What is asked
Transcribe the lines word for word, from the first line of the records through the line containing "dialog-title-bar: deep - 拍摄快照", including both of those lines.

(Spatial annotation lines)
# # # # # # #

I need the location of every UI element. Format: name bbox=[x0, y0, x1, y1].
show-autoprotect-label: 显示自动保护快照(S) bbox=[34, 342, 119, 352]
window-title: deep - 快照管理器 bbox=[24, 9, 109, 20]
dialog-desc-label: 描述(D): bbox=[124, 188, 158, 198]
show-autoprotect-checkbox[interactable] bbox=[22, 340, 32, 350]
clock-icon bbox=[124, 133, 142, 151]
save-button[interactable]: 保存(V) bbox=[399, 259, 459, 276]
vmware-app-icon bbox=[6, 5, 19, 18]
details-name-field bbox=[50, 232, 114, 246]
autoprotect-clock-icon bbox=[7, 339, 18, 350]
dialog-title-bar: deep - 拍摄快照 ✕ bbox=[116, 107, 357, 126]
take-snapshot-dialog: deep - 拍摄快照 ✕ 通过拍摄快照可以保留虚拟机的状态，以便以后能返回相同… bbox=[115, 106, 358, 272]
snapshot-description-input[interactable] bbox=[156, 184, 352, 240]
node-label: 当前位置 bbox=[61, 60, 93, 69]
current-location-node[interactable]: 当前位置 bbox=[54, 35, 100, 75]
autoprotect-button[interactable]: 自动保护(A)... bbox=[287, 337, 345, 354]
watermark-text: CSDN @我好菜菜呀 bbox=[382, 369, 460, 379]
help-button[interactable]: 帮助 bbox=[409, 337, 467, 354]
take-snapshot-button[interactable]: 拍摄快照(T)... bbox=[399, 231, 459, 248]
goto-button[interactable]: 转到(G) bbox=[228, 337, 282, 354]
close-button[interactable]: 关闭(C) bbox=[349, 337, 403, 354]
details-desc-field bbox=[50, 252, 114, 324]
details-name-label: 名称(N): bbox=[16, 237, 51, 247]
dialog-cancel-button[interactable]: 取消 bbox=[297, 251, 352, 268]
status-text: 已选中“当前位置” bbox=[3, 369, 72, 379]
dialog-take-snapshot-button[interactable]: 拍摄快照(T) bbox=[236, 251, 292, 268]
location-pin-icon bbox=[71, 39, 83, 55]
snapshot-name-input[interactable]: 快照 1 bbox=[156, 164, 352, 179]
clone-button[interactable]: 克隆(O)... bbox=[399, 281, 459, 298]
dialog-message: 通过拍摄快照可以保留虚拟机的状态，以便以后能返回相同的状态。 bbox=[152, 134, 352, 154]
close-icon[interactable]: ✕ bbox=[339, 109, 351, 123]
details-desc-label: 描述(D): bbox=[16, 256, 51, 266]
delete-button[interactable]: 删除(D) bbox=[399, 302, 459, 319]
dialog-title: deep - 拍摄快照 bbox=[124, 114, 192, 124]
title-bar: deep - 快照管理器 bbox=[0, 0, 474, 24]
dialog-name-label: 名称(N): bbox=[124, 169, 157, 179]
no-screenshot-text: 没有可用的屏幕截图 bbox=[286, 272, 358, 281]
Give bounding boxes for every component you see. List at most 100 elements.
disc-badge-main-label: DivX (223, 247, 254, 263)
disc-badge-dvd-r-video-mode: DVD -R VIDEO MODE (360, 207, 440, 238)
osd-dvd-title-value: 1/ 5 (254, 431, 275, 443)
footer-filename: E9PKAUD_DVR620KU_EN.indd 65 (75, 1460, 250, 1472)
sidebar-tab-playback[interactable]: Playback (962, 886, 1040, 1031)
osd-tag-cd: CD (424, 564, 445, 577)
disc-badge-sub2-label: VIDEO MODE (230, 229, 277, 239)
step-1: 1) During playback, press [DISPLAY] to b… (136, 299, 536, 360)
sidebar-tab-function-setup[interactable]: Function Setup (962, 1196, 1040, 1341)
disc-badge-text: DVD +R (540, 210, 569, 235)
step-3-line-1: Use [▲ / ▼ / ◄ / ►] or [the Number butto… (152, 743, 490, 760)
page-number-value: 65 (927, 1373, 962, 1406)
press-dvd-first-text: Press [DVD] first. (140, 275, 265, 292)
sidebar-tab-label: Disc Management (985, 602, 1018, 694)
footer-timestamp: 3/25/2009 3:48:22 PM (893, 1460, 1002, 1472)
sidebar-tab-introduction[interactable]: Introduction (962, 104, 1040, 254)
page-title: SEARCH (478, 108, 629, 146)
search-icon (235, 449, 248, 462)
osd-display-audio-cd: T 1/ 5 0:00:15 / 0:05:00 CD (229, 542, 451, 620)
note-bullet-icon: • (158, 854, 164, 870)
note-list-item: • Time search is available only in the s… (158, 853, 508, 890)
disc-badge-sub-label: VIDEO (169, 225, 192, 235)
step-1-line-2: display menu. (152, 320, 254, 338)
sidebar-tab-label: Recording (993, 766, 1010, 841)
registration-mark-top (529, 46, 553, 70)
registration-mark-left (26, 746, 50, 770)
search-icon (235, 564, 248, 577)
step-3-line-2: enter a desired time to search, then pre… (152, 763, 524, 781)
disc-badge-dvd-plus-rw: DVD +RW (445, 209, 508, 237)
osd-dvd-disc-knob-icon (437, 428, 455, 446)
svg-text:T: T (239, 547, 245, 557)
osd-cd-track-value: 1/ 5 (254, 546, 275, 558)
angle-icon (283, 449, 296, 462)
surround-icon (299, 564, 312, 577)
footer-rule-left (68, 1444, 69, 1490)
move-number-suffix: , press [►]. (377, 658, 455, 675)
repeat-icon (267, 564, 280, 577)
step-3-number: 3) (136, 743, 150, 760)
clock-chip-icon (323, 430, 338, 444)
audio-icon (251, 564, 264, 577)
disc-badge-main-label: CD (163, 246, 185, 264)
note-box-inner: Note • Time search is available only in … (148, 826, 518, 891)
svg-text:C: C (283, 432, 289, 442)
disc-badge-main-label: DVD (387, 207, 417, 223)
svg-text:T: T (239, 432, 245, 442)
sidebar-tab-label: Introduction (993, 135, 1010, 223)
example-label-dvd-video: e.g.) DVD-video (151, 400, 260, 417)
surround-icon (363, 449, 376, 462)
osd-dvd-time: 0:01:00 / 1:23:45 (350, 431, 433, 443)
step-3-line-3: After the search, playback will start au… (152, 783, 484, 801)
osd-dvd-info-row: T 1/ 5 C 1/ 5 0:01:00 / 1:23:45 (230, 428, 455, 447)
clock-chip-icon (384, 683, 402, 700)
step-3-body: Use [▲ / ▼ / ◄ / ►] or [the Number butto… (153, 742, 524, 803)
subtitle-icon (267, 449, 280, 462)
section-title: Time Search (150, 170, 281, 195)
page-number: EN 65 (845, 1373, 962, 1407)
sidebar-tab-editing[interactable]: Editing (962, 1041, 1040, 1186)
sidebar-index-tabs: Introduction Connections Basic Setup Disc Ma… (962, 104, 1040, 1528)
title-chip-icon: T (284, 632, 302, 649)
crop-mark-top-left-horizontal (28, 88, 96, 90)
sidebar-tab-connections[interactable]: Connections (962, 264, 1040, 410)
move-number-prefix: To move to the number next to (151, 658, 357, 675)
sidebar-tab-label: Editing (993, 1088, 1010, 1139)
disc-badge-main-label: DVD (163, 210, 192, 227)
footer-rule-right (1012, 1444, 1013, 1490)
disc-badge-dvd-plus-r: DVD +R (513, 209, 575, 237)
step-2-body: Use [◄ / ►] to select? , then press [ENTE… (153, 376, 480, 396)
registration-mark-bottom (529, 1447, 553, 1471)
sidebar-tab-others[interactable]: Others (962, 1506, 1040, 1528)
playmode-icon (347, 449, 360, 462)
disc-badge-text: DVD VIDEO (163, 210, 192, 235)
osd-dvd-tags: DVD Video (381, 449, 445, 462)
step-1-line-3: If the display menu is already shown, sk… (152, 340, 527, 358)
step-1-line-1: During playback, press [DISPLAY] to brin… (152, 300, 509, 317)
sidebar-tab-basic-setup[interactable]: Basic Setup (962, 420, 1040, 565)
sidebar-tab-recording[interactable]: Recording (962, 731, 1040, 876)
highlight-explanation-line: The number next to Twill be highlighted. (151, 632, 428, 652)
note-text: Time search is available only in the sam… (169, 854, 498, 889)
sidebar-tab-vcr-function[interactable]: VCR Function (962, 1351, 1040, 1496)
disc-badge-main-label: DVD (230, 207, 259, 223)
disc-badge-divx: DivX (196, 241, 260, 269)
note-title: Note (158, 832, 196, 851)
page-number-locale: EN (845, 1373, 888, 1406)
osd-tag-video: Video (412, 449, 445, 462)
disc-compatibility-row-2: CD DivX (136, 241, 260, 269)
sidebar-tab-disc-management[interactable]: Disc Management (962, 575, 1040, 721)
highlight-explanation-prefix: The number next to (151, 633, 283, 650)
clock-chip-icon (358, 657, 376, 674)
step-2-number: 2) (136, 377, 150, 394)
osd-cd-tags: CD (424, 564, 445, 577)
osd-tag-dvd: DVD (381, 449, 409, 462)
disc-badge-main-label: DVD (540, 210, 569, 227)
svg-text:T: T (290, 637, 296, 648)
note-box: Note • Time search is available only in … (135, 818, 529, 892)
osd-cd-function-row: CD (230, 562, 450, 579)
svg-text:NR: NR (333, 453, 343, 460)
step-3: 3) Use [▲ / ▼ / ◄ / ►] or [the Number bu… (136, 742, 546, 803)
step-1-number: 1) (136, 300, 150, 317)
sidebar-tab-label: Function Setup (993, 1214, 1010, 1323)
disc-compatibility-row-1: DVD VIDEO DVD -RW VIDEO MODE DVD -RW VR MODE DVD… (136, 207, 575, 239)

# # # # # # #

Answer
I need the location of every UI element. Format: name bbox=[x0, y0, x1, y1].
show-autoprotect-label: 显示自动保护快照(S) bbox=[34, 342, 119, 352]
window-title: deep - 快照管理器 bbox=[24, 9, 109, 20]
dialog-desc-label: 描述(D): bbox=[124, 188, 158, 198]
show-autoprotect-checkbox[interactable] bbox=[22, 340, 32, 350]
clock-icon bbox=[124, 133, 142, 151]
save-button[interactable]: 保存(V) bbox=[399, 259, 459, 276]
vmware-app-icon bbox=[6, 5, 19, 18]
details-name-field bbox=[50, 232, 114, 246]
autoprotect-clock-icon bbox=[7, 339, 18, 350]
dialog-title-bar: deep - 拍摄快照 ✕ bbox=[116, 107, 357, 126]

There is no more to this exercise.